## RECORDS TO USE
** start **

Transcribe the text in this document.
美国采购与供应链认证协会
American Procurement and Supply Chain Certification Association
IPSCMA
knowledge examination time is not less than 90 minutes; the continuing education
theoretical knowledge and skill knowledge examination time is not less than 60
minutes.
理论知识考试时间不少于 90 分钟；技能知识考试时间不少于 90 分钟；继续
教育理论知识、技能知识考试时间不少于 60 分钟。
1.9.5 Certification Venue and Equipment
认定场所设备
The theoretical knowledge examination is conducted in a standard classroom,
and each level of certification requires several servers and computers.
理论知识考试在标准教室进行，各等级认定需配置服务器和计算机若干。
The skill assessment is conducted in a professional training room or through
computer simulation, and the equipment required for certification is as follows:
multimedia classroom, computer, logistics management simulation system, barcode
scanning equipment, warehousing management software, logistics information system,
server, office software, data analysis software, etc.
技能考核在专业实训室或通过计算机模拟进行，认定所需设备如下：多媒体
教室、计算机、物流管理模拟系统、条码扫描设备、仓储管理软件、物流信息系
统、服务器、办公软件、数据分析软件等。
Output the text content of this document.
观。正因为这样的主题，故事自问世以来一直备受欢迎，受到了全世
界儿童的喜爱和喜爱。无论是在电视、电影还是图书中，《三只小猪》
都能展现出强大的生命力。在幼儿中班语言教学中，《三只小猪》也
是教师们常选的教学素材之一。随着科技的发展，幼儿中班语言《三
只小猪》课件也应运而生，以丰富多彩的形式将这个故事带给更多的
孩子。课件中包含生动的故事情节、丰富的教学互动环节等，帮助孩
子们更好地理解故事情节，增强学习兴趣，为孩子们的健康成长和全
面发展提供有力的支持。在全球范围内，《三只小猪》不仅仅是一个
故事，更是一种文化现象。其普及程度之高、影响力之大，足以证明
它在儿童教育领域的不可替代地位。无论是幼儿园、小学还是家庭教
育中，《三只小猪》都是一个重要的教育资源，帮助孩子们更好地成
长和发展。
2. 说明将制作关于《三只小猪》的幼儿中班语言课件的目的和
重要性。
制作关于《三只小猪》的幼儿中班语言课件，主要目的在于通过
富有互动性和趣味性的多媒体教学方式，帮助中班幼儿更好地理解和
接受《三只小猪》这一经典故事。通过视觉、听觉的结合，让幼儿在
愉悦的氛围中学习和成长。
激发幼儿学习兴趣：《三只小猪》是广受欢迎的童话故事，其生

** end **

## WRITTEN REQUEST
Print the whole listing again, exactly.

## RESPONSE
Transcribe the text in this document.
美国采购与供应链认证协会
American Procurement and Supply Chain Certification Association
IPSCMA
knowledge examination time is not less than 90 minutes; the continuing education
theoretical knowledge and skill knowledge examination time is not less than 60
minutes.
理论知识考试时间不少于 90 分钟；技能知识考试时间不少于 90 分钟；继续
教育理论知识、技能知识考试时间不少于 60 分钟。
1.9.5 Certification Venue and Equipment
认定场所设备
The theoretical knowledge examination is conducted in a standard classroom,
and each level of certification requires several servers and computers.
理论知识考试在标准教室进行，各等级认定需配置服务器和计算机若干。
The skill assessment is conducted in a professional training room or through
computer simulation, and the equipment required for certification is as follows:
multimedia classroom, computer, logistics management simulation system, barcode
scanning equipment, warehousing management software, logistics information system,
server, office software, data analysis software, etc.
技能考核在专业实训室或通过计算机模拟进行，认定所需设备如下：多媒体
教室、计算机、物流管理模拟系统、条码扫描设备、仓储管理软件、物流信息系
统、服务器、办公软件、数据分析软件等。
Output the text content of this document.
观。正因为这样的主题，故事自问世以来一直备受欢迎，受到了全世
界儿童的喜爱和喜爱。无论是在电视、电影还是图书中，《三只小猪》
都能展现出强大的生命力。在幼儿中班语言教学中，《三只小猪》也
是教师们常选的教学素材之一。随着科技的发展，幼儿中班语言《三
只小猪》课件也应运而生，以丰富多彩的形式将这个故事带给更多的
孩子。课件中包含生动的故事情节、丰富的教学互动环节等，帮助孩
子们更好地理解故事情节，增强学习兴趣，为孩子们的健康成长和全
面发展提供有力的支持。在全球范围内，《三只小猪》不仅仅是一个
故事，更是一种文化现象。其普及程度之高、影响力之大，足以证明
它在儿童教育领域的不可替代地位。无论是幼儿园、小学还是家庭教
育中，《三只小猪》都是一个重要的教育资源，帮助孩子们更好地成
长和发展。
2. 说明将制作关于《三只小猪》的幼儿中班语言课件的目的和
重要性。
制作关于《三只小猪》的幼儿中班语言课件，主要目的在于通过
富有互动性和趣味性的多媒体教学方式，帮助中班幼儿更好地理解和
接受《三只小猪》这一经典故事。通过视觉、听觉的结合，让幼儿在
愉悦的氛围中学习和成长。
激发幼儿学习兴趣：《三只小猪》是广受欢迎的童话故事，其生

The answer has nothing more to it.